◆ EXERCISE: Nothing in the records may be left out or altered; reproduce them all exactly.

== DATASET

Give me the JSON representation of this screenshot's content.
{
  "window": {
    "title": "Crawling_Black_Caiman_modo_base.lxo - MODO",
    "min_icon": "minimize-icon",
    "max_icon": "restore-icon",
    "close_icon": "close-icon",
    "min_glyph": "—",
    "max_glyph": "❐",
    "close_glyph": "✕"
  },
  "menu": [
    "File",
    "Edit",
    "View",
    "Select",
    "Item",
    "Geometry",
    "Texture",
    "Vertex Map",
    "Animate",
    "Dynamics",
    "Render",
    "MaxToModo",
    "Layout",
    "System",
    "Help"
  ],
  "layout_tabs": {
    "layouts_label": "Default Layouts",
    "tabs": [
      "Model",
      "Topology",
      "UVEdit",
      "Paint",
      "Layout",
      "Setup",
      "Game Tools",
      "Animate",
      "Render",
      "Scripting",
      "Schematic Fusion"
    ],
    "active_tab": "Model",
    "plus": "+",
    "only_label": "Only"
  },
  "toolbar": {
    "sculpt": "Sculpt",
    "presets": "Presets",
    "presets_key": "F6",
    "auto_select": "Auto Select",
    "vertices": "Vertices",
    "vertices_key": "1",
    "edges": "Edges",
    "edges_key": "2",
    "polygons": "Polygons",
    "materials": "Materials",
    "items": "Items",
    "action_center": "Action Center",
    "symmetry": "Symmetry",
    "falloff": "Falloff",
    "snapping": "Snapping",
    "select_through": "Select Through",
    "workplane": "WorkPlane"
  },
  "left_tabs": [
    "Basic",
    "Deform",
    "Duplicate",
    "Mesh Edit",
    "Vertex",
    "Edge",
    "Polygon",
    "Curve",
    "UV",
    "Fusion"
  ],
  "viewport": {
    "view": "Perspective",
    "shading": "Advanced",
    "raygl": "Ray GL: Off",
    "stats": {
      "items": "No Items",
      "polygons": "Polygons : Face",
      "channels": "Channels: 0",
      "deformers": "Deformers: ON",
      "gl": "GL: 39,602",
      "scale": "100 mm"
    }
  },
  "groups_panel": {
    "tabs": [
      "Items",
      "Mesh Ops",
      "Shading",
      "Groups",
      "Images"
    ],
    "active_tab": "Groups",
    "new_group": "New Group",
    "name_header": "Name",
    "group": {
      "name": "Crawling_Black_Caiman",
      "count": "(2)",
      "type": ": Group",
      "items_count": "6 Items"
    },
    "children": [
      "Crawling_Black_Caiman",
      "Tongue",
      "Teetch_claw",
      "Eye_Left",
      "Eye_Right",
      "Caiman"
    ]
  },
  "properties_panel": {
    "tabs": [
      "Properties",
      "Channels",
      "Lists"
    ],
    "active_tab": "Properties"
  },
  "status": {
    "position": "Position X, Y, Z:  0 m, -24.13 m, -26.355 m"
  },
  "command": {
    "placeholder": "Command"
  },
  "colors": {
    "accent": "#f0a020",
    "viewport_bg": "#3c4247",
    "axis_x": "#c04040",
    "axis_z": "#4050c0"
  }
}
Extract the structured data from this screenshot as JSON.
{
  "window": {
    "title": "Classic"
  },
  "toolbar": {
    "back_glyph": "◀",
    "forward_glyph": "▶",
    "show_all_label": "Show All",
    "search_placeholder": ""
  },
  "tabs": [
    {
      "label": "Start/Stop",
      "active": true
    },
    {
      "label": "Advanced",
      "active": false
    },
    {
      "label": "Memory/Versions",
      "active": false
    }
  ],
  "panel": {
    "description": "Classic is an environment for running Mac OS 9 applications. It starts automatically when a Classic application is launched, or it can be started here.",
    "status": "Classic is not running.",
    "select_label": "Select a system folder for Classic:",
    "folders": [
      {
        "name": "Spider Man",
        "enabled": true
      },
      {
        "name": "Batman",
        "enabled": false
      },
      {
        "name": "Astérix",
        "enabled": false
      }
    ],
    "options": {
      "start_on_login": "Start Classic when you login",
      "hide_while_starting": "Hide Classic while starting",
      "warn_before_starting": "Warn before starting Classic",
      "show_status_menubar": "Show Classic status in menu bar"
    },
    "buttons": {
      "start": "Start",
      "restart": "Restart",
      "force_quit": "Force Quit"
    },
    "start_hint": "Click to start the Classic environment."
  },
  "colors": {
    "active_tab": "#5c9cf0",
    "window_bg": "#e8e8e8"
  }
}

====

◆ THE ANSWER:
Give me the JSON representation of this screenshot's content.
{
  "window": {
    "title": "Crawling_Black_Caiman_modo_base.lxo - MODO",
    "min_icon": "minimize-icon",
    "max_icon": "restore-icon",
    "close_icon": "close-icon",
    "min_glyph": "—",
    "max_glyph": "❐",
    "close_glyph": "✕"
  },
  "menu": [
    "File",
    "Edit",
    "View",
    "Select",
    "Item",
    "Geometry",
    "Texture",
    "Vertex Map",
    "Animate",
    "Dynamics",
    "Render",
    "MaxToModo",
    "Layout",
    "System",
    "Help"
  ],
  "layout_tabs": {
    "layouts_label": "Default Layouts",
    "tabs": [
      "Model",
      "Topology",
      "UVEdit",
      "Paint",
      "Layout",
      "Setup",
      "Game Tools",
      "Animate",
      "Render",
      "Scripting",
      "Schematic Fusion"
    ],
    "active_tab": "Model",
    "plus": "+",
    "only_label": "Only"
  },
  "toolbar": {
    "sculpt": "Sculpt",
    "presets": "Presets",
    "presets_key": "F6",
    "auto_select": "Auto Select",
    "vertices": "Vertices",
    "vertices_key": "1",
    "edges": "Edges",
    "edges_key": "2",
    "polygons": "Polygons",
    "materials": "Materials",
    "items": "Items",
    "action_center": "Action Center",
    "symmetry": "Symmetry",
    "falloff": "Falloff",
    "snapping": "Snapping",
    "select_through": "Select Through",
    "workplane": "WorkPlane"
  },
  "left_tabs": [
    "Basic",
    "Deform",
    "Duplicate",
    "Mesh Edit",
    "Vertex",
    "Edge",
    "Polygon",
    "Curve",
    "UV",
    "Fusion"
  ],
  "viewport": {
    "view": "Perspective",
    "shading": "Advanced",
    "raygl": "Ray GL: Off",
    "stats": {
      "items": "No Items",
      "polygons": "Polygons : Face",
      "channels": "Channels: 0",
      "deformers": "Deformers: ON",
      "gl": "GL: 39,602",
      "scale": "100 mm"
    }
  },
  "groups_panel": {
    "tabs": [
      "Items",
      "Mesh Ops",
      "Shading",
      "Groups",
      "Images"
    ],
    "active_tab": "Groups",
    "new_group": "New Group",
    "name_header": "Name",
    "group": {
      "name": "Crawling_Black_Caiman",
      "count": "(2)",
      "type": ": Group",
      "items_count": "6 Items"
    },
    "children": [
      "Crawling_Black_Caiman",
      "Tongue",
      "Teetch_claw",
      "Eye_Left",
      "Eye_Right",
      "Caiman"
    ]
  },
  "properties_panel": {
    "tabs": [
      "Properties",
      "Channels",
      "Lists"
    ],
    "active_tab": "Properties"
  },
  "status": {
    "position": "Position X, Y, Z:  0 m, -24.13 m, -26.355 m"
  },
  "command": {
    "placeholder": "Command"
  },
  "colors": {
    "accent": "#f0a020",
    "viewport_bg": "#3c4247",
    "axis_x": "#c04040",
    "axis_z": "#4050c0"
  }
}
Extract the structured data from this screenshot as JSON.
{
  "window": {
    "title": "Classic"
  },
  "toolbar": {
    "back_glyph": "◀",
    "forward_glyph": "▶",
    "show_all_label": "Show All",
    "search_placeholder": ""
  },
  "tabs": [
    {
      "label": "Start/Stop",
      "active": true
    },
    {
      "label": "Advanced",
      "active": false
    },
    {
      "label": "Memory/Versions",
      "active": false
    }
  ],
  "panel": {
    "description": "Classic is an environment for running Mac OS 9 applications. It starts automatically when a Classic application is launched, or it can be started here.",
    "status": "Classic is not running.",
    "select_label": "Select a system folder for Classic:",
    "folders": [
      {
        "name": "Spider Man",
        "enabled": true
      },
      {
        "name": "Batman",
        "enabled": false
      },
      {
        "name": "Astérix",
        "enabled": false
      }
    ],
    "options": {
      "start_on_login": "Start Classic when you login",
      "hide_while_starting": "Hide Classic while starting",
      "warn_before_starting": "Warn before starting Classic",
      "show_status_menubar": "Show Classic status in menu bar"
    },
    "buttons": {
      "start": "Start",
      "restart": "Restart",
      "force_quit": "Force Quit"
    },
    "start_hint": "Click to start the Classic environment."
  },
  "colors": {
    "active_tab": "#5c9cf0",
    "window_bg": "#e8e8e8"
  }
}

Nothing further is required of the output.